Find the string "Internet" in the entries and copy each line that has it.

Record list start

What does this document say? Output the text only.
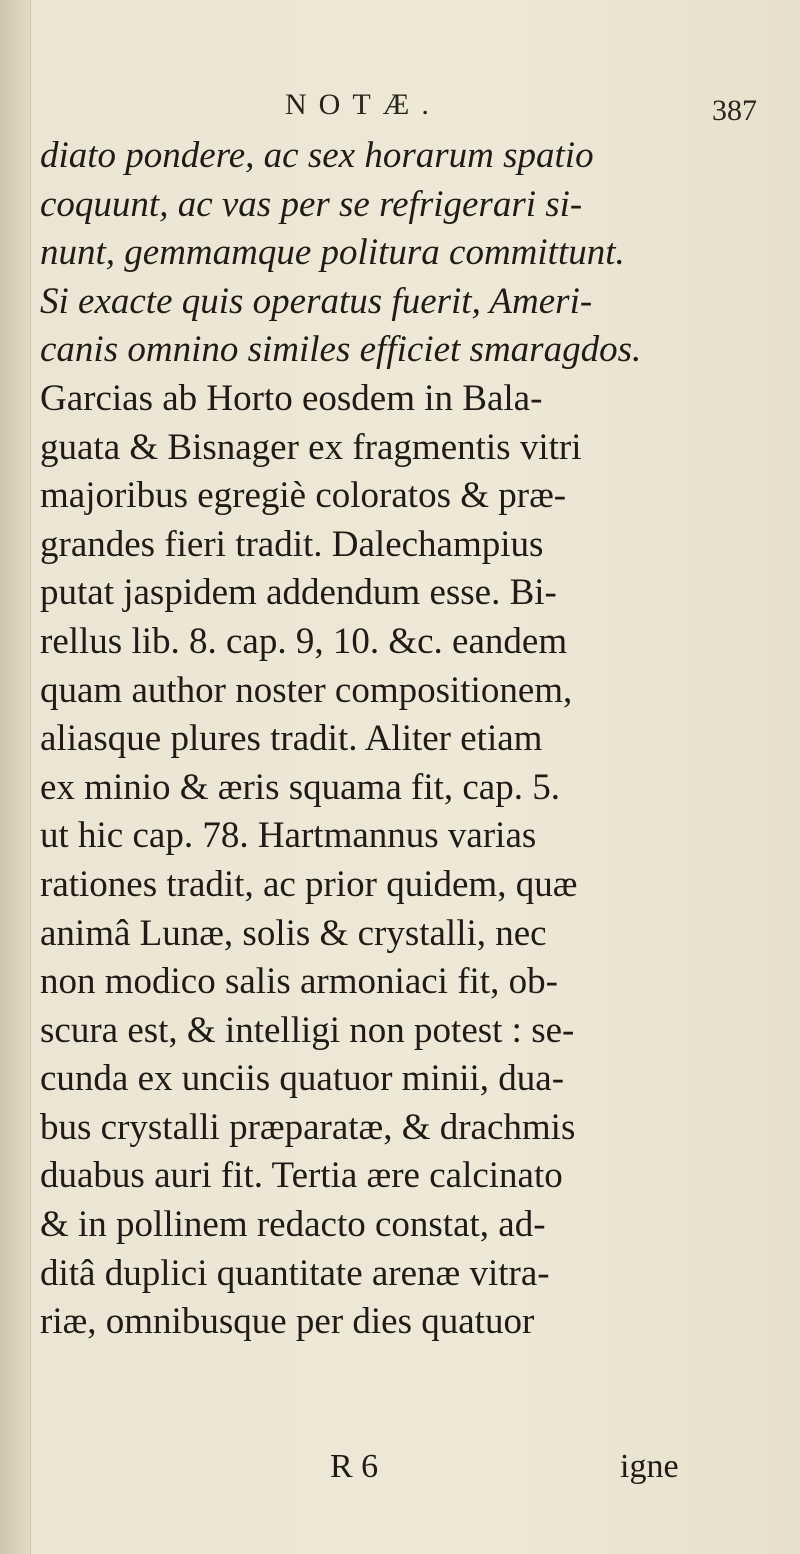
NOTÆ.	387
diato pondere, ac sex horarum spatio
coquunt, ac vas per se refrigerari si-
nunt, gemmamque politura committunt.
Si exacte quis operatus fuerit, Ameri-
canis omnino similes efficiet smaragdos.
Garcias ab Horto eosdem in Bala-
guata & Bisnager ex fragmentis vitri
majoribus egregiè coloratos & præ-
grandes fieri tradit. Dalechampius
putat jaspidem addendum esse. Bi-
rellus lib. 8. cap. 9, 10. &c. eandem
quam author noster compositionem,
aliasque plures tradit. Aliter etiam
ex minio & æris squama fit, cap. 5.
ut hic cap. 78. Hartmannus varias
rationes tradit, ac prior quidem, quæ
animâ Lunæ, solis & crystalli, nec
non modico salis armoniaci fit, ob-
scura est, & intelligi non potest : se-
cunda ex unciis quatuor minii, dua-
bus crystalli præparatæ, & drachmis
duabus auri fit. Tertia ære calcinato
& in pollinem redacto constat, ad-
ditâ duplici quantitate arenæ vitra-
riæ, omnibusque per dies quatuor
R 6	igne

Record list end
Record list start

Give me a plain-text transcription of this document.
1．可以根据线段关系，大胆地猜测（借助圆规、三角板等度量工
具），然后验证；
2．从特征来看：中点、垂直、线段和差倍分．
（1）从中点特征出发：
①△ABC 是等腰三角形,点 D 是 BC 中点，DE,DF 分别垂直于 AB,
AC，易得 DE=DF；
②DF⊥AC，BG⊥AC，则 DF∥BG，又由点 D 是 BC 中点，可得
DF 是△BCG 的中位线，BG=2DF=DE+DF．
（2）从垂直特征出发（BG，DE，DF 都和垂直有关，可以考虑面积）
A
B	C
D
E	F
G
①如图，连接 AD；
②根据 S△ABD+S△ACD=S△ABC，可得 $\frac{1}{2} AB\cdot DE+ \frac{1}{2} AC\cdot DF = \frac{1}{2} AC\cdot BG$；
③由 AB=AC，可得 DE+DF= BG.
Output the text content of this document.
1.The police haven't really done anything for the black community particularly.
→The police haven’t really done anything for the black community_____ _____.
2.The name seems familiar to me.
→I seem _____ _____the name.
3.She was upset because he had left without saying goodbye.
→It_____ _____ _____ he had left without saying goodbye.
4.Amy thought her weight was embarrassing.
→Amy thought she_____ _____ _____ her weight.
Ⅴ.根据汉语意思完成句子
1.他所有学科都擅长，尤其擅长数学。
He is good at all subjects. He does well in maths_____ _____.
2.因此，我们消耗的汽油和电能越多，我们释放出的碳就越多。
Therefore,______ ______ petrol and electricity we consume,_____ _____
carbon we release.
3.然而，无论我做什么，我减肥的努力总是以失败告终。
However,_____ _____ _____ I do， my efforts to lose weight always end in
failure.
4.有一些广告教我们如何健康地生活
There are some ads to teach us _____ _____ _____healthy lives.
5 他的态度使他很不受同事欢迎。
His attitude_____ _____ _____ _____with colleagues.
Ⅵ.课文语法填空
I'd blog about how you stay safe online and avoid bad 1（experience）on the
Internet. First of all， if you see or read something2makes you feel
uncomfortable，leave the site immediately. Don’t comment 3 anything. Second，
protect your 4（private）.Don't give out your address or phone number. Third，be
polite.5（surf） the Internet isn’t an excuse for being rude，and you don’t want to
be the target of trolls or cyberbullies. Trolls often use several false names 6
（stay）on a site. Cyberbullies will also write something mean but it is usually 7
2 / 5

Record list end

> Result of the task:
Internet. First of all， if you see or read something2makes you feel
polite.5（surf） the Internet isn’t an excuse for being rude，and you don’t want to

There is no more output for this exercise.